## BEGIN

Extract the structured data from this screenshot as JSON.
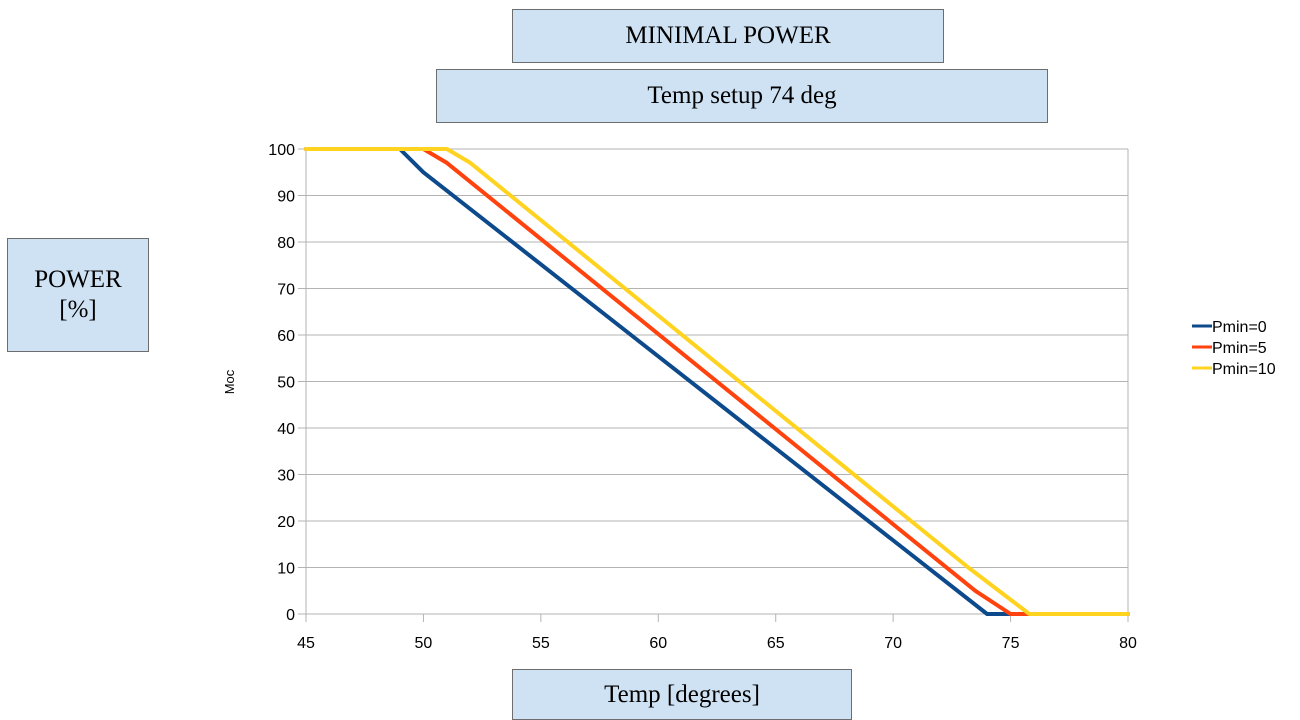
{
  "boxes": {
    "title": "MINIMAL POWER",
    "subtitle": "Temp setup 74 deg",
    "ylabel_line1": "POWER",
    "ylabel_line2": "[%]",
    "xlabel": "Temp [degrees]"
  },
  "chart_data": {
    "type": "line",
    "title": "",
    "ylabel": "Moc",
    "xlim": [
      45,
      80
    ],
    "ylim": [
      0,
      100
    ],
    "xticks": [
      45,
      50,
      55,
      60,
      65,
      70,
      75,
      80
    ],
    "yticks": [
      0,
      10,
      20,
      30,
      40,
      50,
      60,
      70,
      80,
      90,
      100
    ],
    "grid": "horizontal",
    "legend_position": "right",
    "series": [
      {
        "name": "Pmin=0",
        "color": "#0d4a8c",
        "points": [
          [
            45,
            100
          ],
          [
            49,
            100
          ],
          [
            50,
            95
          ],
          [
            74,
            0
          ],
          [
            80,
            0
          ]
        ]
      },
      {
        "name": "Pmin=5",
        "color": "#ff420e",
        "points": [
          [
            45,
            100
          ],
          [
            50,
            100
          ],
          [
            51,
            97
          ],
          [
            73.5,
            5
          ],
          [
            75,
            0
          ],
          [
            80,
            0
          ]
        ]
      },
      {
        "name": "Pmin=10",
        "color": "#ffd320",
        "points": [
          [
            45,
            100
          ],
          [
            51,
            100
          ],
          [
            52,
            97
          ],
          [
            73.2,
            10
          ],
          [
            75.8,
            0
          ],
          [
            80,
            0
          ]
        ]
      }
    ]
  }
}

## END

#### Objective:
Give the number of lines in the listing above that contain "Temp", and nothing else.

#### Problem solution:
2